▶ CHALLENGE
Copy out every line of the records where the string "矢量图不易制作出丰富多彩的图像" occurs.

'''

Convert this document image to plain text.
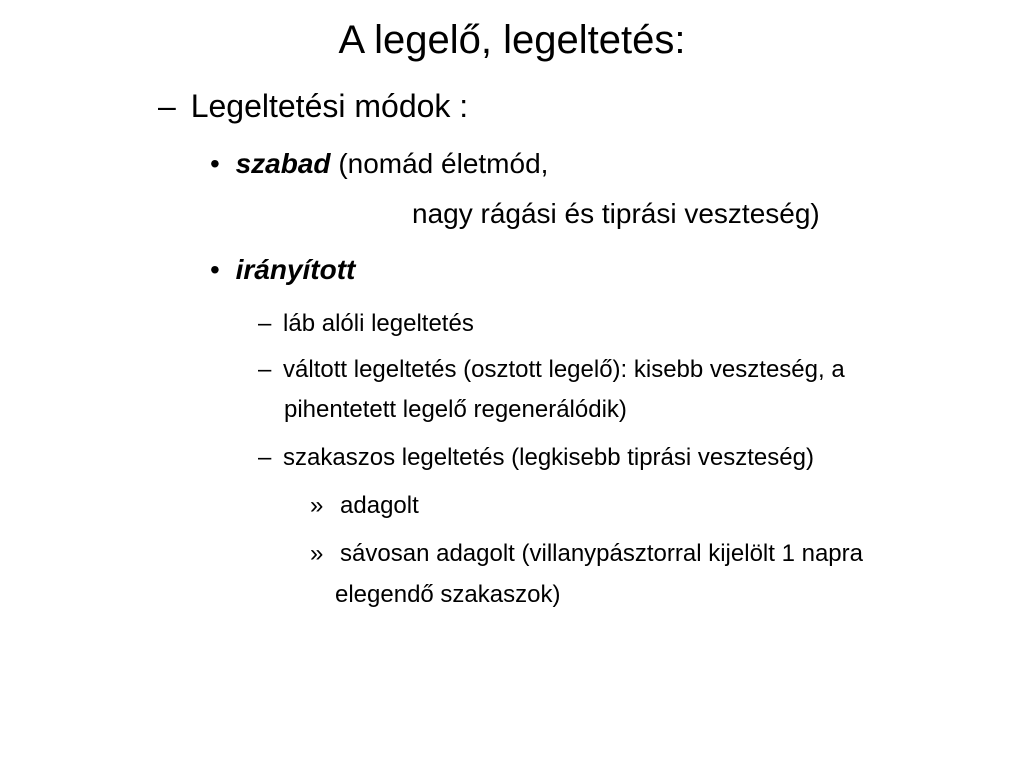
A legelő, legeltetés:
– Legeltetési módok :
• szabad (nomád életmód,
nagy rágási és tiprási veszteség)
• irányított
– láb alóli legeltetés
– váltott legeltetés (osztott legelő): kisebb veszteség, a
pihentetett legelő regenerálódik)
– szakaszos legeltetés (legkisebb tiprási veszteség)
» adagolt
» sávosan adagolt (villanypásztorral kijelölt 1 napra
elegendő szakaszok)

'''
'''

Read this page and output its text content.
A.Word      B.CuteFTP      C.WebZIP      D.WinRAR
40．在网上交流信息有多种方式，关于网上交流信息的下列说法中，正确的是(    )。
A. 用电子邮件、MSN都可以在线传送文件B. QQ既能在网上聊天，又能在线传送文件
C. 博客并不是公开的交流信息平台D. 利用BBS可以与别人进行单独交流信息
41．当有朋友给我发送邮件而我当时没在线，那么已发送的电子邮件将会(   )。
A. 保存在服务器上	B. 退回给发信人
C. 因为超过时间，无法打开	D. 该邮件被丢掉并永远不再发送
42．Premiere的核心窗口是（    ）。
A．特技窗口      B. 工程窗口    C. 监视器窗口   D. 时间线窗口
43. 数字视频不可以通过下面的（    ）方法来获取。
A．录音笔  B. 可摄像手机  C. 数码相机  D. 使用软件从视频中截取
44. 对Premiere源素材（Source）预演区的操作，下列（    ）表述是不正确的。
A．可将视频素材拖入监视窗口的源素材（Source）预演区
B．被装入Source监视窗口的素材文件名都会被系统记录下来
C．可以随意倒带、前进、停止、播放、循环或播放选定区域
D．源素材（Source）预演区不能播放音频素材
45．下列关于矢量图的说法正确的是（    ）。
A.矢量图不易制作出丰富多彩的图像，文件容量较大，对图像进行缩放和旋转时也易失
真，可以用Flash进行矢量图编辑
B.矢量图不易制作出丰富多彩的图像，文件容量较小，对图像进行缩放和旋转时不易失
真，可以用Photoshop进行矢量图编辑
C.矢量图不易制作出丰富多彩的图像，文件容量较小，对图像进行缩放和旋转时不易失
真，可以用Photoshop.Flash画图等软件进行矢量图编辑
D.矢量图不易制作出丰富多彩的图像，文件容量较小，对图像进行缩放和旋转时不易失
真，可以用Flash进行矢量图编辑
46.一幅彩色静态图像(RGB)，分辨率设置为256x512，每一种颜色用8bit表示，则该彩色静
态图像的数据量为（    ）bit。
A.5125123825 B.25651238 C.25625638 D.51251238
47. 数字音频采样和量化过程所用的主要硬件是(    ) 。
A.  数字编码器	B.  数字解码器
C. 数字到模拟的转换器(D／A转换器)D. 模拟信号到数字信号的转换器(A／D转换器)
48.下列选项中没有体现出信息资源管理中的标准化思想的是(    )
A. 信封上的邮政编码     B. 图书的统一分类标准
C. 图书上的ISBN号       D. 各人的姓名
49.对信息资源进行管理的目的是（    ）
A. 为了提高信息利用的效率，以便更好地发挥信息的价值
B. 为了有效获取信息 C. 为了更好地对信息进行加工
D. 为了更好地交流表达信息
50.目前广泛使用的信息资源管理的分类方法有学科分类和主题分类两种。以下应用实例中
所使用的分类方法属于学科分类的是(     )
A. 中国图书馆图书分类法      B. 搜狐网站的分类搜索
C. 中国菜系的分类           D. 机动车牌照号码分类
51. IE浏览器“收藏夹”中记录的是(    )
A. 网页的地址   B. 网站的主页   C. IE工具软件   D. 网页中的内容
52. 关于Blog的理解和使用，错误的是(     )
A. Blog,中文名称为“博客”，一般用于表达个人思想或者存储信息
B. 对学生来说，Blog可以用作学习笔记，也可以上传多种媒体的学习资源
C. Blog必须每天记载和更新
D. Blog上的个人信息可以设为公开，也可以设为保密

'''

▶ ANSWER TO THIS EXERCISE
A.矢量图不易制作出丰富多彩的图像，文件容量较大，对图像进行缩放和旋转时也易失
B.矢量图不易制作出丰富多彩的图像，文件容量较小，对图像进行缩放和旋转时不易失
C.矢量图不易制作出丰富多彩的图像，文件容量较小，对图像进行缩放和旋转时不易失
D.矢量图不易制作出丰富多彩的图像，文件容量较小，对图像进行缩放和旋转时不易失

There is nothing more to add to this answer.